___ Information supplied
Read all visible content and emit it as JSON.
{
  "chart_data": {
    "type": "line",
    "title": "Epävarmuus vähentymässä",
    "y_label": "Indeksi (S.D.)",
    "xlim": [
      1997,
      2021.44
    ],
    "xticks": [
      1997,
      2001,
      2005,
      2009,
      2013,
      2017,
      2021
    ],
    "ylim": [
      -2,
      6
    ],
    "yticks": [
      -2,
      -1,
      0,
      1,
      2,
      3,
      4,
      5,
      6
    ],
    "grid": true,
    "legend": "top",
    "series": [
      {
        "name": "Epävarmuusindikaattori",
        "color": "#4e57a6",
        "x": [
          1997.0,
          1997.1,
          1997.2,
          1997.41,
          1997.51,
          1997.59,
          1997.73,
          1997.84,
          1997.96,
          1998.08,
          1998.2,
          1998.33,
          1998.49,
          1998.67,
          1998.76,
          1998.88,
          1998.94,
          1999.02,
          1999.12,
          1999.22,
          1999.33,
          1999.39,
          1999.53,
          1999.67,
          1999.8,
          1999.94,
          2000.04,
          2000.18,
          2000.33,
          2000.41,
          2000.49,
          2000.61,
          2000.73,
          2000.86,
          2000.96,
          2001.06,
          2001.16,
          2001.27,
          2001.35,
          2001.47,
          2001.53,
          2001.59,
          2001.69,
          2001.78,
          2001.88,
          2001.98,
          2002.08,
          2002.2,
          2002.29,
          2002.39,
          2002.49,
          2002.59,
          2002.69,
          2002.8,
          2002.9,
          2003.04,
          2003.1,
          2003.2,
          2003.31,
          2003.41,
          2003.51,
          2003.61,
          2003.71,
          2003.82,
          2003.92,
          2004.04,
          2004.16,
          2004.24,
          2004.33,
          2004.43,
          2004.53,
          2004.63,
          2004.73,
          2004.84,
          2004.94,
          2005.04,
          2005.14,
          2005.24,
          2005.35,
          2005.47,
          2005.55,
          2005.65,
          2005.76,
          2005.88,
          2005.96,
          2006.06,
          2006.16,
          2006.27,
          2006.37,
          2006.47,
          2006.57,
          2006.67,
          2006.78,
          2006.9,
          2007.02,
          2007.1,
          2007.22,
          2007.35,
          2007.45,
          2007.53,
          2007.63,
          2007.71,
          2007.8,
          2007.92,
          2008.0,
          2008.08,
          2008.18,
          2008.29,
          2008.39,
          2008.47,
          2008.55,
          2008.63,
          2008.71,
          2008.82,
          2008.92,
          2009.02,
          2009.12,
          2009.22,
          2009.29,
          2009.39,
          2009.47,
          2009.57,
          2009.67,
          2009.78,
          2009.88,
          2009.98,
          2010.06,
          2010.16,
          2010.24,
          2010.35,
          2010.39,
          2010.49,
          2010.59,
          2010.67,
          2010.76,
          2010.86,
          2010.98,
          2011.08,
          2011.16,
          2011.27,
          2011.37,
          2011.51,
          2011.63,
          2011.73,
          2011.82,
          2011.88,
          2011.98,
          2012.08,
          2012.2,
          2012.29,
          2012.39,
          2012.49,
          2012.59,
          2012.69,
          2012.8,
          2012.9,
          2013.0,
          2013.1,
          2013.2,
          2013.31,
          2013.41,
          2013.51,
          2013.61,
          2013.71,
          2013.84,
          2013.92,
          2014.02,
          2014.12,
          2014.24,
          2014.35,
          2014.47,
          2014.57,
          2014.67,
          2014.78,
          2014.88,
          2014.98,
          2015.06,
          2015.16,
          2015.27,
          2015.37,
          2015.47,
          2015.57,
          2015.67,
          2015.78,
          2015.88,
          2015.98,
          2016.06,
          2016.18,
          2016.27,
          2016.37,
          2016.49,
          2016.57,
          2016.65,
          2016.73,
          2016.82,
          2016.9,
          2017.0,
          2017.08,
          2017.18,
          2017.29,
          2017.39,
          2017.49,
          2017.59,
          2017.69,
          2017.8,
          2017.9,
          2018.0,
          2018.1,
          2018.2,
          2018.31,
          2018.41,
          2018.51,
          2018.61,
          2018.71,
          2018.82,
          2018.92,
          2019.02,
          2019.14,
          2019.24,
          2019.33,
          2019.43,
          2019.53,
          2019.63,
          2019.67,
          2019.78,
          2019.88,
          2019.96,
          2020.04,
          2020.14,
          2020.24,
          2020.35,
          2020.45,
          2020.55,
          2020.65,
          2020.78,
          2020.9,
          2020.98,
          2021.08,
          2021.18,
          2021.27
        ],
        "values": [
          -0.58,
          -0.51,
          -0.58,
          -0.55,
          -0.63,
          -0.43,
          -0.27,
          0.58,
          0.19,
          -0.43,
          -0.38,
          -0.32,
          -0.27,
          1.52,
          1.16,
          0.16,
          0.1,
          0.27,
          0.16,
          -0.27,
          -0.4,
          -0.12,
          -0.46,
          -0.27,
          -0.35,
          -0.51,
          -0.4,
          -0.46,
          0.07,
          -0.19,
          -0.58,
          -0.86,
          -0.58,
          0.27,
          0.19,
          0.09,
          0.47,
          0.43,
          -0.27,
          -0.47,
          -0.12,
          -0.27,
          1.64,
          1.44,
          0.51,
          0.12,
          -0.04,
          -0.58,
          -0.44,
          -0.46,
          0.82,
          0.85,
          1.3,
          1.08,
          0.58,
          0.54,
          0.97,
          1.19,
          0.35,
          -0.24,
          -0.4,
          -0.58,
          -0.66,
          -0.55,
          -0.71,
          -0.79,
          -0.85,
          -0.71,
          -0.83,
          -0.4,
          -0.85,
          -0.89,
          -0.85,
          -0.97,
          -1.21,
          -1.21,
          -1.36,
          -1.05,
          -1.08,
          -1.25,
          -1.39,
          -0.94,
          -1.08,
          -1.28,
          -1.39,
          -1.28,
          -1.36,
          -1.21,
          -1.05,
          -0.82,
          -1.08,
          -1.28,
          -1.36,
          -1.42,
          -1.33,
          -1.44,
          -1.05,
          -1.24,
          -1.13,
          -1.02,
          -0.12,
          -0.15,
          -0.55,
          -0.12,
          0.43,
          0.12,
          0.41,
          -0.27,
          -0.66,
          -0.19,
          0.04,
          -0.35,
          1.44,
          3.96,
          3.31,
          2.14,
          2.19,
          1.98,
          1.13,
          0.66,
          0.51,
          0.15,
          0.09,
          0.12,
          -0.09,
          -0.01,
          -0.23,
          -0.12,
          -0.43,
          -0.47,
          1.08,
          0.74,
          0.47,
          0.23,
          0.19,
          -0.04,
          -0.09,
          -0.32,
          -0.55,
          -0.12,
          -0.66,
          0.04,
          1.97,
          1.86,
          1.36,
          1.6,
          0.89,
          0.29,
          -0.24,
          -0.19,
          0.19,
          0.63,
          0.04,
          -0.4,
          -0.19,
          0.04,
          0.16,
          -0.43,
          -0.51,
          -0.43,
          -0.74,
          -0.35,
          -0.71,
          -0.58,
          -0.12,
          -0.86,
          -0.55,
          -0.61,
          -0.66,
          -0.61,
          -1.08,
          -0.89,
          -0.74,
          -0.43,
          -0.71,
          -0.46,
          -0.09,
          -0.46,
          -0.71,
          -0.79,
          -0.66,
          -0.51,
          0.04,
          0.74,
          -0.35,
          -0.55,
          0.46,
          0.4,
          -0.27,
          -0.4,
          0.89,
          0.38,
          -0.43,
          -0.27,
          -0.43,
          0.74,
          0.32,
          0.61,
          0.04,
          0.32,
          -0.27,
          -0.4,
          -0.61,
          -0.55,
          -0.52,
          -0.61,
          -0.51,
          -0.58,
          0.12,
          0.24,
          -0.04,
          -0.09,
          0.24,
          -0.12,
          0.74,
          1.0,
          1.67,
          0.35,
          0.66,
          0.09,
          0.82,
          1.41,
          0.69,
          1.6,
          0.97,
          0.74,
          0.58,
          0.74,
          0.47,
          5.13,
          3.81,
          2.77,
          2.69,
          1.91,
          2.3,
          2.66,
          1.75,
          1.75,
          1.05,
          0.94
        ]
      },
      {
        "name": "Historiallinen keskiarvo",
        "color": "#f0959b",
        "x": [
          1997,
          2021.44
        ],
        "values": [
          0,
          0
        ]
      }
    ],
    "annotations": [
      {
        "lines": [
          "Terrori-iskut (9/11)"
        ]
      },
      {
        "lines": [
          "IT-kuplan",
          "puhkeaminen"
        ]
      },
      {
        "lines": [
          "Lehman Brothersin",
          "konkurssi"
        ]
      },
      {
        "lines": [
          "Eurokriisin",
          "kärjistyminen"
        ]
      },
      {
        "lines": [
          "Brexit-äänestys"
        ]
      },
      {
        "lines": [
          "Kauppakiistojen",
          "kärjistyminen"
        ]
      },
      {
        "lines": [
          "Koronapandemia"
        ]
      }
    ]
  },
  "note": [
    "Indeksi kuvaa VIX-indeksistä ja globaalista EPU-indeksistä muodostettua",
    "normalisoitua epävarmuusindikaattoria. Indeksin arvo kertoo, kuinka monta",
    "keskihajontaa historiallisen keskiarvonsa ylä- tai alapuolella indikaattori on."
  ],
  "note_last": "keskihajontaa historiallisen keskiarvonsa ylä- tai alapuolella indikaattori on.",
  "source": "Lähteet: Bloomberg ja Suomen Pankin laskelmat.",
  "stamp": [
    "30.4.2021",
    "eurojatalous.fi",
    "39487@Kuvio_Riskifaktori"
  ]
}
______
→ Goal:
Where a line contains the string "name", extract that line.

→ The completed task:
        "name": "Epävarmuusindikaattori",
        "name": "Historiallinen keskiarvo",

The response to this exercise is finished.